» What is needed:
Using the data below, repeat all of it precisely.

» Supplied material:

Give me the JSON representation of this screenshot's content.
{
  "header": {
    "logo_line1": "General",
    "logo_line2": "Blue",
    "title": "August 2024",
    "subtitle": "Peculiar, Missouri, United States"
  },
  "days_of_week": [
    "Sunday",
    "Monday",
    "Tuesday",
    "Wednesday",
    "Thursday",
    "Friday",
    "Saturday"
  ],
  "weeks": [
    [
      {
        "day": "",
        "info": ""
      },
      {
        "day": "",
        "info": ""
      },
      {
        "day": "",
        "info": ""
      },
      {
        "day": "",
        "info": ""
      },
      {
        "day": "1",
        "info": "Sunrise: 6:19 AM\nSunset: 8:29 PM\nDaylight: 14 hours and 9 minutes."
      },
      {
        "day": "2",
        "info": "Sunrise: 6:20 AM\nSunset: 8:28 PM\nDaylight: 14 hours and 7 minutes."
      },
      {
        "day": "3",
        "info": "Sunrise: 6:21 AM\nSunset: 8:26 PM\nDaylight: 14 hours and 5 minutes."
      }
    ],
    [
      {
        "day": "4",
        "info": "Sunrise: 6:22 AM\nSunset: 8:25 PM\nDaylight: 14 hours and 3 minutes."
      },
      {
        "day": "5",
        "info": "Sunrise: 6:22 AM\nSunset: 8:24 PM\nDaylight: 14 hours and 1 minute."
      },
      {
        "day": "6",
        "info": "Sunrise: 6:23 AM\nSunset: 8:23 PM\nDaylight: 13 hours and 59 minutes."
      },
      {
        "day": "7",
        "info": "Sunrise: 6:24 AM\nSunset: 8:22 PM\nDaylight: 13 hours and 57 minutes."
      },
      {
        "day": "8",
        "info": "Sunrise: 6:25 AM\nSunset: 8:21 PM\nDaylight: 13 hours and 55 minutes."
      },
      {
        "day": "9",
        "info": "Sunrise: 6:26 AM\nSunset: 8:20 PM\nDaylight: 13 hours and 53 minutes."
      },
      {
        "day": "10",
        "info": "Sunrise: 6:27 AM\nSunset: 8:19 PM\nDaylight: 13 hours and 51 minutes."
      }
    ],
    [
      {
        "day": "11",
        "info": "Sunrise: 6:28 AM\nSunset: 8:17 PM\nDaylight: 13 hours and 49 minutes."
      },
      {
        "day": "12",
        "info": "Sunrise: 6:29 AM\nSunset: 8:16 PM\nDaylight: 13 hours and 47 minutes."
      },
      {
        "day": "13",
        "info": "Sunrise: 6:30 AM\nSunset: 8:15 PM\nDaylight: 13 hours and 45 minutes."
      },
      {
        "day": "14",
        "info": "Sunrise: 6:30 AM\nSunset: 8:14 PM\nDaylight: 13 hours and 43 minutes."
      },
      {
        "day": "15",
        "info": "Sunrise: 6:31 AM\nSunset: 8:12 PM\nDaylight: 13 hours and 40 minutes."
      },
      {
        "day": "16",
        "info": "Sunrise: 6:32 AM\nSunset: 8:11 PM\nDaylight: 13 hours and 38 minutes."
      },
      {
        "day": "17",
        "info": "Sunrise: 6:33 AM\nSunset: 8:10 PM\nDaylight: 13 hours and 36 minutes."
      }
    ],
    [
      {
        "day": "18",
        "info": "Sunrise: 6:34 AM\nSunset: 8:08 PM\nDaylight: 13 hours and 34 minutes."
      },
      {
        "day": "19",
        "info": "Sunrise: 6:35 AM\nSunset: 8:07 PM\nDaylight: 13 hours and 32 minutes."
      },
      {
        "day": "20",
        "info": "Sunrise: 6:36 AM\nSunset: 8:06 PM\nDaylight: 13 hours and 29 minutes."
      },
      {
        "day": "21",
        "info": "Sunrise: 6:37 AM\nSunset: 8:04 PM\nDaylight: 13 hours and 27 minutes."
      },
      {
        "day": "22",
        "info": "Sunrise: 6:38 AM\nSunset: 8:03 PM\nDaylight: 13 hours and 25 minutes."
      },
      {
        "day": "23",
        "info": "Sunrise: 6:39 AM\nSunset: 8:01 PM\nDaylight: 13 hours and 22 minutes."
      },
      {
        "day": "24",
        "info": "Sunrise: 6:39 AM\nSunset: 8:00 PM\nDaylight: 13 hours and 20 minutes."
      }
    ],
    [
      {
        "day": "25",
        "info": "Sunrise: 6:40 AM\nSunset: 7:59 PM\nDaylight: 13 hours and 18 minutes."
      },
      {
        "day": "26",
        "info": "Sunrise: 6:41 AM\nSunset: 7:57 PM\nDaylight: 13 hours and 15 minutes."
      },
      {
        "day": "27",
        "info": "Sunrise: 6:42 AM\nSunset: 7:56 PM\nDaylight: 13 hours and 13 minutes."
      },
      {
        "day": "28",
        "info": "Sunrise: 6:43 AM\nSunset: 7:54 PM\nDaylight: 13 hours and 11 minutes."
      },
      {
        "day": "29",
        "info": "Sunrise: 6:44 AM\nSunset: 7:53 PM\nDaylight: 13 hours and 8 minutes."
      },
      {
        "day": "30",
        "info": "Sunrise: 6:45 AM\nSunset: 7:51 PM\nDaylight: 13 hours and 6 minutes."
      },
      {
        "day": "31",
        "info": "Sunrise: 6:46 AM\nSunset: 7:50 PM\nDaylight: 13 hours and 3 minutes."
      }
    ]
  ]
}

» Task output:
Give me the JSON representation of this screenshot's content.
{
  "header": {
    "logo_line1": "General",
    "logo_line2": "Blue",
    "title": "August 2024",
    "subtitle": "Peculiar, Missouri, United States"
  },
  "days_of_week": [
    "Sunday",
    "Monday",
    "Tuesday",
    "Wednesday",
    "Thursday",
    "Friday",
    "Saturday"
  ],
  "weeks": [
    [
      {
        "day": "",
        "info": ""
      },
      {
        "day": "",
        "info": ""
      },
      {
        "day": "",
        "info": ""
      },
      {
        "day": "",
        "info": ""
      },
      {
        "day": "1",
        "info": "Sunrise: 6:19 AM\nSunset: 8:29 PM\nDaylight: 14 hours and 9 minutes."
      },
      {
        "day": "2",
        "info": "Sunrise: 6:20 AM\nSunset: 8:28 PM\nDaylight: 14 hours and 7 minutes."
      },
      {
        "day": "3",
        "info": "Sunrise: 6:21 AM\nSunset: 8:26 PM\nDaylight: 14 hours and 5 minutes."
      }
    ],
    [
      {
        "day": "4",
        "info": "Sunrise: 6:22 AM\nSunset: 8:25 PM\nDaylight: 14 hours and 3 minutes."
      },
      {
        "day": "5",
        "info": "Sunrise: 6:22 AM\nSunset: 8:24 PM\nDaylight: 14 hours and 1 minute."
      },
      {
        "day": "6",
        "info": "Sunrise: 6:23 AM\nSunset: 8:23 PM\nDaylight: 13 hours and 59 minutes."
      },
      {
        "day": "7",
        "info": "Sunrise: 6:24 AM\nSunset: 8:22 PM\nDaylight: 13 hours and 57 minutes."
      },
      {
        "day": "8",
        "info": "Sunrise: 6:25 AM\nSunset: 8:21 PM\nDaylight: 13 hours and 55 minutes."
      },
      {
        "day": "9",
        "info": "Sunrise: 6:26 AM\nSunset: 8:20 PM\nDaylight: 13 hours and 53 minutes."
      },
      {
        "day": "10",
        "info": "Sunrise: 6:27 AM\nSunset: 8:19 PM\nDaylight: 13 hours and 51 minutes."
      }
    ],
    [
      {
        "day": "11",
        "info": "Sunrise: 6:28 AM\nSunset: 8:17 PM\nDaylight: 13 hours and 49 minutes."
      },
      {
        "day": "12",
        "info": "Sunrise: 6:29 AM\nSunset: 8:16 PM\nDaylight: 13 hours and 47 minutes."
      },
      {
        "day": "13",
        "info": "Sunrise: 6:30 AM\nSunset: 8:15 PM\nDaylight: 13 hours and 45 minutes."
      },
      {
        "day": "14",
        "info": "Sunrise: 6:30 AM\nSunset: 8:14 PM\nDaylight: 13 hours and 43 minutes."
      },
      {
        "day": "15",
        "info": "Sunrise: 6:31 AM\nSunset: 8:12 PM\nDaylight: 13 hours and 40 minutes."
      },
      {
        "day": "16",
        "info": "Sunrise: 6:32 AM\nSunset: 8:11 PM\nDaylight: 13 hours and 38 minutes."
      },
      {
        "day": "17",
        "info": "Sunrise: 6:33 AM\nSunset: 8:10 PM\nDaylight: 13 hours and 36 minutes."
      }
    ],
    [
      {
        "day": "18",
        "info": "Sunrise: 6:34 AM\nSunset: 8:08 PM\nDaylight: 13 hours and 34 minutes."
      },
      {
        "day": "19",
        "info": "Sunrise: 6:35 AM\nSunset: 8:07 PM\nDaylight: 13 hours and 32 minutes."
      },
      {
        "day": "20",
        "info": "Sunrise: 6:36 AM\nSunset: 8:06 PM\nDaylight: 13 hours and 29 minutes."
      },
      {
        "day": "21",
        "info": "Sunrise: 6:37 AM\nSunset: 8:04 PM\nDaylight: 13 hours and 27 minutes."
      },
      {
        "day": "22",
        "info": "Sunrise: 6:38 AM\nSunset: 8:03 PM\nDaylight: 13 hours and 25 minutes."
      },
      {
        "day": "23",
        "info": "Sunrise: 6:39 AM\nSunset: 8:01 PM\nDaylight: 13 hours and 22 minutes."
      },
      {
        "day": "24",
        "info": "Sunrise: 6:39 AM\nSunset: 8:00 PM\nDaylight: 13 hours and 20 minutes."
      }
    ],
    [
      {
        "day": "25",
        "info": "Sunrise: 6:40 AM\nSunset: 7:59 PM\nDaylight: 13 hours and 18 minutes."
      },
      {
        "day": "26",
        "info": "Sunrise: 6:41 AM\nSunset: 7:57 PM\nDaylight: 13 hours and 15 minutes."
      },
      {
        "day": "27",
        "info": "Sunrise: 6:42 AM\nSunset: 7:56 PM\nDaylight: 13 hours and 13 minutes."
      },
      {
        "day": "28",
        "info": "Sunrise: 6:43 AM\nSunset: 7:54 PM\nDaylight: 13 hours and 11 minutes."
      },
      {
        "day": "29",
        "info": "Sunrise: 6:44 AM\nSunset: 7:53 PM\nDaylight: 13 hours and 8 minutes."
      },
      {
        "day": "30",
        "info": "Sunrise: 6:45 AM\nSunset: 7:51 PM\nDaylight: 13 hours and 6 minutes."
      },
      {
        "day": "31",
        "info": "Sunrise: 6:46 AM\nSunset: 7:50 PM\nDaylight: 13 hours and 3 minutes."
      }
    ]
  ]
}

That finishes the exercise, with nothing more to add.